» MATERIAL FOR THE TASK:

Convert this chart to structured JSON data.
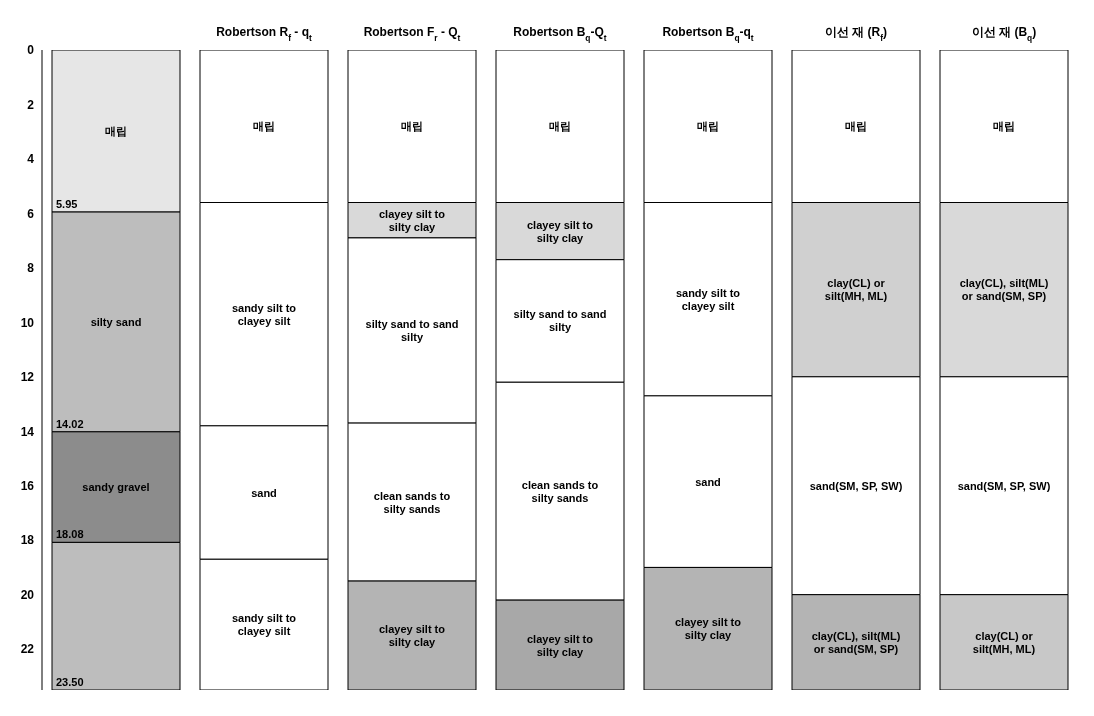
{
  "chart_data": {
    "type": "bar",
    "stacked": true,
    "categories": [
      null,
      "Robertson R$_{f}$ - q$_{t}$",
      "Robertson F$_{r}$ - Q$_{t}$",
      "Robertson B$_{q}$-Q$_{t}$",
      "Robertson B$_{q}$-q$_{t}$",
      "이선 재 (R$_{f}$)",
      "이선 재 (B$_{q}$)"
    ],
    "ylim": [
      23.5,
      0
    ],
    "yticks": [
      0,
      2,
      4,
      6,
      8,
      10,
      12,
      14,
      16,
      18,
      20,
      22
    ],
    "series": [
      {
        "values": [
          5.95,
          5.6,
          5.6,
          5.6,
          5.6,
          5.6,
          5.6
        ],
        "colors": [
          "#e6e6e6",
          "#ffffff",
          "#ffffff",
          "#ffffff",
          "#ffffff",
          "#ffffff",
          "#ffffff"
        ],
        "value_labels": [
          "매립",
          "매립",
          "매립",
          "매립",
          "매립",
          "매립",
          "매립"
        ]
      },
      {
        "values": [
          8.07,
          8.2,
          1.3,
          2.1,
          7.1,
          6.4,
          6.4
        ],
        "colors": [
          "#bdbdbd",
          "#ffffff",
          "#d9d9d9",
          "#d9d9d9",
          "#ffffff",
          "#d0d0d0",
          "#d9d9d9"
        ],
        "value_labels": [
          "silty sand",
          "sandy silt to clayey silt",
          "clayey silt to silty clay",
          "clayey silt to silty clay",
          "sandy silt to clayey silt",
          "clay(CL) or silt(MH, ML)",
          "clay(CL), silt(ML) or sand(SM, SP)"
        ]
      },
      {
        "values": [
          4.06,
          4.9,
          6.8,
          4.5,
          6.3,
          8.0,
          8.0
        ],
        "colors": [
          "#8c8c8c",
          "#ffffff",
          "#ffffff",
          "#ffffff",
          "#ffffff",
          "#ffffff",
          "#ffffff"
        ],
        "value_labels": [
          "sandy gravel",
          "sand",
          "silty sand to sand silty",
          "silty sand to sand silty",
          "sand",
          "sand(SM, SP, SW)",
          "sand(SM, SP, SW)"
        ]
      },
      {
        "values": [
          5.42,
          4.8,
          5.8,
          8.0,
          4.5,
          3.5,
          3.5
        ],
        "colors": [
          "#bdbdbd",
          "#ffffff",
          "#ffffff",
          "#ffffff",
          "#b4b4b4",
          "#b4b4b4",
          "#c8c8c8"
        ],
        "value_labels": [
          null,
          "sandy silt to clayey silt",
          "clean sands to silty sands",
          "clean sands to silty sands",
          "clayey silt to silty clay",
          "clay(CL), silt(ML) or sand(SM, SP)",
          "clay(CL) or silt(MH, ML)"
        ]
      },
      {
        "values": [
          null,
          null,
          4.0,
          3.3,
          null,
          null,
          null
        ],
        "colors": [
          "#ffffff",
          "#ffffff",
          "#b4b4b4",
          "#a8a8a8",
          "#ffffff",
          "#ffffff",
          "#ffffff"
        ],
        "value_labels": [
          null,
          null,
          "clayey silt to silty clay",
          "clayey silt to silty clay",
          null,
          null,
          null
        ]
      }
    ],
    "annotations": [
      {
        "text": "5.95",
        "y": 5.95
      },
      {
        "text": "14.02",
        "y": 14.02
      },
      {
        "text": "18.08",
        "y": 18.08
      },
      {
        "text": "23.50",
        "y": 23.5
      }
    ]
  }
}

» EXERCISE BRIEF:
Your answer should be a single number: the count of lines in the listing that contain the word "Robertson".

» OUTPUT OF THE EXERCISE:
4